Write out each line of the material again, word for word.

------------------------------

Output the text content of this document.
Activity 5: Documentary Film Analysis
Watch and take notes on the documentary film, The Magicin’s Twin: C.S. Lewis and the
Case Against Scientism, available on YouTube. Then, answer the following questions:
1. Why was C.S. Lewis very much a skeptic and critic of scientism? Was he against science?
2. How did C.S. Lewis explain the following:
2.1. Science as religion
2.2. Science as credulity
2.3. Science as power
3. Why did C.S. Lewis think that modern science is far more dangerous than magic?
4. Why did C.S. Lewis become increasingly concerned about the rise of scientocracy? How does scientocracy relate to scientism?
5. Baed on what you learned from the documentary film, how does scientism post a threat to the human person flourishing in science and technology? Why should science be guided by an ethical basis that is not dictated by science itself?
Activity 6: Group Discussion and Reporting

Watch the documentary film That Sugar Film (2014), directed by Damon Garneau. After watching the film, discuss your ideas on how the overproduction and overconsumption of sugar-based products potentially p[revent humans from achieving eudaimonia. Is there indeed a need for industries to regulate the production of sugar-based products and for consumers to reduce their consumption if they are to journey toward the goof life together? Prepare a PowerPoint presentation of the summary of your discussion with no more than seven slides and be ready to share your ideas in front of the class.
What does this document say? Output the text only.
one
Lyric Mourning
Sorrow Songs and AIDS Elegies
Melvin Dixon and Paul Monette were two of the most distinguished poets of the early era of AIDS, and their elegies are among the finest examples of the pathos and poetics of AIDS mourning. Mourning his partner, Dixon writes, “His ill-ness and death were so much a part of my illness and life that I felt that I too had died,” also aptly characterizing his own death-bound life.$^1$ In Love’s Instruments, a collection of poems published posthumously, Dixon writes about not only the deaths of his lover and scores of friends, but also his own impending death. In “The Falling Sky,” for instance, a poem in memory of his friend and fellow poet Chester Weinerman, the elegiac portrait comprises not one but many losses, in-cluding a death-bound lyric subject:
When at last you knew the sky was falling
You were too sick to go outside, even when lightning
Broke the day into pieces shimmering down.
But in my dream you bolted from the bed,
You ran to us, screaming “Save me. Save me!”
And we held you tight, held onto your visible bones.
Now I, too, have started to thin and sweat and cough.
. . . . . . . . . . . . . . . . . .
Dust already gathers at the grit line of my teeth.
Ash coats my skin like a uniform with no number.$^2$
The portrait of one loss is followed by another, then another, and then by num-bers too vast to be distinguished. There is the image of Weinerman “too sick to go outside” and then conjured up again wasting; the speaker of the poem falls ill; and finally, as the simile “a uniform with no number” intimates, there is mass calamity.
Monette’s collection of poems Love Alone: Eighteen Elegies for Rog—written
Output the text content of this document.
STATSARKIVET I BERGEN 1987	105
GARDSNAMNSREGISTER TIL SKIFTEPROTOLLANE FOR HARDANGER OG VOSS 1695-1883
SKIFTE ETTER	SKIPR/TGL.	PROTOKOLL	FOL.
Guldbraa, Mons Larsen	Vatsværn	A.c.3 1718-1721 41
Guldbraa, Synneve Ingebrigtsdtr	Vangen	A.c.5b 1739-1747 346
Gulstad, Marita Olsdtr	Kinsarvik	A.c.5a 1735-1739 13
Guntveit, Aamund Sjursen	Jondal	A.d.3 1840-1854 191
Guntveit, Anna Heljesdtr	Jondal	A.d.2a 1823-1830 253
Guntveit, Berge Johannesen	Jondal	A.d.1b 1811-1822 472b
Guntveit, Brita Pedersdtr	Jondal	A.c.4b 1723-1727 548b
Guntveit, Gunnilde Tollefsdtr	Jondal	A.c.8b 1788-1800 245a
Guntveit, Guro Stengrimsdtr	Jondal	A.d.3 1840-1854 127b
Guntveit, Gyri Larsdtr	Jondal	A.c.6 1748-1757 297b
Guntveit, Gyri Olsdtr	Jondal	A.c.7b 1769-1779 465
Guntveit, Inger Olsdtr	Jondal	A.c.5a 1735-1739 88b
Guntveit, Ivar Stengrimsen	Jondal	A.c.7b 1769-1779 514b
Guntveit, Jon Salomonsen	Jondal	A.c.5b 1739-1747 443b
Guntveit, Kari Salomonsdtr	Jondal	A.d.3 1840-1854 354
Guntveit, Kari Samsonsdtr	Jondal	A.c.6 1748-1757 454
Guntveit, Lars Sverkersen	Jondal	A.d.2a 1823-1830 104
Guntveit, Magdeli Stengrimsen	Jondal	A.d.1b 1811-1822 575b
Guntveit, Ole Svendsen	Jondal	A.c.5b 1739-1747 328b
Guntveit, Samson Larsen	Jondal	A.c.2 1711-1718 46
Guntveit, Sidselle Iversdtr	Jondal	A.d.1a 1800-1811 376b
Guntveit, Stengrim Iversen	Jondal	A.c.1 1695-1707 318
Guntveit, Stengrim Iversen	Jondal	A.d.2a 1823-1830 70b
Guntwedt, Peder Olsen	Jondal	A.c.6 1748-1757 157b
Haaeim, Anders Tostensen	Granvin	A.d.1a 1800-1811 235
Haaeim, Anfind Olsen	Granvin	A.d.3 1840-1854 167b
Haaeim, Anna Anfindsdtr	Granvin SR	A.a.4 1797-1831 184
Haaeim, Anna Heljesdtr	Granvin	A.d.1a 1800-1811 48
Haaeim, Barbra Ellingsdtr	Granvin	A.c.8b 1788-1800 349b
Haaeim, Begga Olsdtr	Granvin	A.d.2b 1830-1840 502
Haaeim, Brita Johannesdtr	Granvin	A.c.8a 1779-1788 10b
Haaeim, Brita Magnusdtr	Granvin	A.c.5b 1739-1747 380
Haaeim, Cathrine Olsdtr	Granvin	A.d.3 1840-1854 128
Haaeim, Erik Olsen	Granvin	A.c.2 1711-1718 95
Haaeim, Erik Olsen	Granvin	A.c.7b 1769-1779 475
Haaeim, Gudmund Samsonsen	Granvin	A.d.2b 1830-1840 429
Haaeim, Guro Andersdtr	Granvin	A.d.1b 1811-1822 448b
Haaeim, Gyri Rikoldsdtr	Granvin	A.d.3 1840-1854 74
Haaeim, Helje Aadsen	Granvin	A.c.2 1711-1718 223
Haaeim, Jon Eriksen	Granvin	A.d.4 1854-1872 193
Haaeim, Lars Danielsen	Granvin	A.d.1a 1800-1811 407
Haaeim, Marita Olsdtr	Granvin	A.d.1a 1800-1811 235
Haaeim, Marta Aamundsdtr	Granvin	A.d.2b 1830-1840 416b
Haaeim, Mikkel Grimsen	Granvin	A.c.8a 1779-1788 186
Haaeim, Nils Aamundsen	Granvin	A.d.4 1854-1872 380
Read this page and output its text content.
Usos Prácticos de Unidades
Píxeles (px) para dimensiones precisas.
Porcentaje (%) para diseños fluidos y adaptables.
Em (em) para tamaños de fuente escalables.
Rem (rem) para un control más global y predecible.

------------------------------

## Task output
Output the text content of this document.
Activity 5: Documentary Film Analysis
Watch and take notes on the documentary film, The Magicin’s Twin: C.S. Lewis and the
Case Against Scientism, available on YouTube. Then, answer the following questions:
1. Why was C.S. Lewis very much a skeptic and critic of scientism? Was he against science?
2. How did C.S. Lewis explain the following:
2.1. Science as religion
2.2. Science as credulity
2.3. Science as power
3. Why did C.S. Lewis think that modern science is far more dangerous than magic?
4. Why did C.S. Lewis become increasingly concerned about the rise of scientocracy? How does scientocracy relate to scientism?
5. Baed on what you learned from the documentary film, how does scientism post a threat to the human person flourishing in science and technology? Why should science be guided by an ethical basis that is not dictated by science itself?
Activity 6: Group Discussion and Reporting

Watch the documentary film That Sugar Film (2014), directed by Damon Garneau. After watching the film, discuss your ideas on how the overproduction and overconsumption of sugar-based products potentially p[revent humans from achieving eudaimonia. Is there indeed a need for industries to regulate the production of sugar-based products and for consumers to reduce their consumption if they are to journey toward the goof life together? Prepare a PowerPoint presentation of the summary of your discussion with no more than seven slides and be ready to share your ideas in front of the class.
What does this document say? Output the text only.
one
Lyric Mourning
Sorrow Songs and AIDS Elegies
Melvin Dixon and Paul Monette were two of the most distinguished poets of the early era of AIDS, and their elegies are among the finest examples of the pathos and poetics of AIDS mourning. Mourning his partner, Dixon writes, “His ill-ness and death were so much a part of my illness and life that I felt that I too had died,” also aptly characterizing his own death-bound life.$^1$ In Love’s Instruments, a collection of poems published posthumously, Dixon writes about not only the deaths of his lover and scores of friends, but also his own impending death. In “The Falling Sky,” for instance, a poem in memory of his friend and fellow poet Chester Weinerman, the elegiac portrait comprises not one but many losses, in-cluding a death-bound lyric subject:
When at last you knew the sky was falling
You were too sick to go outside, even when lightning
Broke the day into pieces shimmering down.
But in my dream you bolted from the bed,
You ran to us, screaming “Save me. Save me!”
And we held you tight, held onto your visible bones.
Now I, too, have started to thin and sweat and cough.
. . . . . . . . . . . . . . . . . .
Dust already gathers at the grit line of my teeth.
Ash coats my skin like a uniform with no number.$^2$
The portrait of one loss is followed by another, then another, and then by num-bers too vast to be distinguished. There is the image of Weinerman “too sick to go outside” and then conjured up again wasting; the speaker of the poem falls ill; and finally, as the simile “a uniform with no number” intimates, there is mass calamity.
Monette’s collection of poems Love Alone: Eighteen Elegies for Rog—written
Output the text content of this document.
STATSARKIVET I BERGEN 1987	105
GARDSNAMNSREGISTER TIL SKIFTEPROTOLLANE FOR HARDANGER OG VOSS 1695-1883
SKIFTE ETTER	SKIPR/TGL.	PROTOKOLL	FOL.
Guldbraa, Mons Larsen	Vatsværn	A.c.3 1718-1721 41
Guldbraa, Synneve Ingebrigtsdtr	Vangen	A.c.5b 1739-1747 346
Gulstad, Marita Olsdtr	Kinsarvik	A.c.5a 1735-1739 13
Guntveit, Aamund Sjursen	Jondal	A.d.3 1840-1854 191
Guntveit, Anna Heljesdtr	Jondal	A.d.2a 1823-1830 253
Guntveit, Berge Johannesen	Jondal	A.d.1b 1811-1822 472b
Guntveit, Brita Pedersdtr	Jondal	A.c.4b 1723-1727 548b
Guntveit, Gunnilde Tollefsdtr	Jondal	A.c.8b 1788-1800 245a
Guntveit, Guro Stengrimsdtr	Jondal	A.d.3 1840-1854 127b
Guntveit, Gyri Larsdtr	Jondal	A.c.6 1748-1757 297b
Guntveit, Gyri Olsdtr	Jondal	A.c.7b 1769-1779 465
Guntveit, Inger Olsdtr	Jondal	A.c.5a 1735-1739 88b
Guntveit, Ivar Stengrimsen	Jondal	A.c.7b 1769-1779 514b
Guntveit, Jon Salomonsen	Jondal	A.c.5b 1739-1747 443b
Guntveit, Kari Salomonsdtr	Jondal	A.d.3 1840-1854 354
Guntveit, Kari Samsonsdtr	Jondal	A.c.6 1748-1757 454
Guntveit, Lars Sverkersen	Jondal	A.d.2a 1823-1830 104
Guntveit, Magdeli Stengrimsen	Jondal	A.d.1b 1811-1822 575b
Guntveit, Ole Svendsen	Jondal	A.c.5b 1739-1747 328b
Guntveit, Samson Larsen	Jondal	A.c.2 1711-1718 46
Guntveit, Sidselle Iversdtr	Jondal	A.d.1a 1800-1811 376b
Guntveit, Stengrim Iversen	Jondal	A.c.1 1695-1707 318
Guntveit, Stengrim Iversen	Jondal	A.d.2a 1823-1830 70b
Guntwedt, Peder Olsen	Jondal	A.c.6 1748-1757 157b
Haaeim, Anders Tostensen	Granvin	A.d.1a 1800-1811 235
Haaeim, Anfind Olsen	Granvin	A.d.3 1840-1854 167b
Haaeim, Anna Anfindsdtr	Granvin SR	A.a.4 1797-1831 184
Haaeim, Anna Heljesdtr	Granvin	A.d.1a 1800-1811 48
Haaeim, Barbra Ellingsdtr	Granvin	A.c.8b 1788-1800 349b
Haaeim, Begga Olsdtr	Granvin	A.d.2b 1830-1840 502
Haaeim, Brita Johannesdtr	Granvin	A.c.8a 1779-1788 10b
Haaeim, Brita Magnusdtr	Granvin	A.c.5b 1739-1747 380
Haaeim, Cathrine Olsdtr	Granvin	A.d.3 1840-1854 128
Haaeim, Erik Olsen	Granvin	A.c.2 1711-1718 95
Haaeim, Erik Olsen	Granvin	A.c.7b 1769-1779 475
Haaeim, Gudmund Samsonsen	Granvin	A.d.2b 1830-1840 429
Haaeim, Guro Andersdtr	Granvin	A.d.1b 1811-1822 448b
Haaeim, Gyri Rikoldsdtr	Granvin	A.d.3 1840-1854 74
Haaeim, Helje Aadsen	Granvin	A.c.2 1711-1718 223
Haaeim, Jon Eriksen	Granvin	A.d.4 1854-1872 193
Haaeim, Lars Danielsen	Granvin	A.d.1a 1800-1811 407
Haaeim, Marita Olsdtr	Granvin	A.d.1a 1800-1811 235
Haaeim, Marta Aamundsdtr	Granvin	A.d.2b 1830-1840 416b
Haaeim, Mikkel Grimsen	Granvin	A.c.8a 1779-1788 186
Haaeim, Nils Aamundsen	Granvin	A.d.4 1854-1872 380
Read this page and output its text content.
Usos Prácticos de Unidades
Píxeles (px) para dimensiones precisas.
Porcentaje (%) para diseños fluidos y adaptables.
Em (em) para tamaños de fuente escalables.
Rem (rem) para un control más global y predecible.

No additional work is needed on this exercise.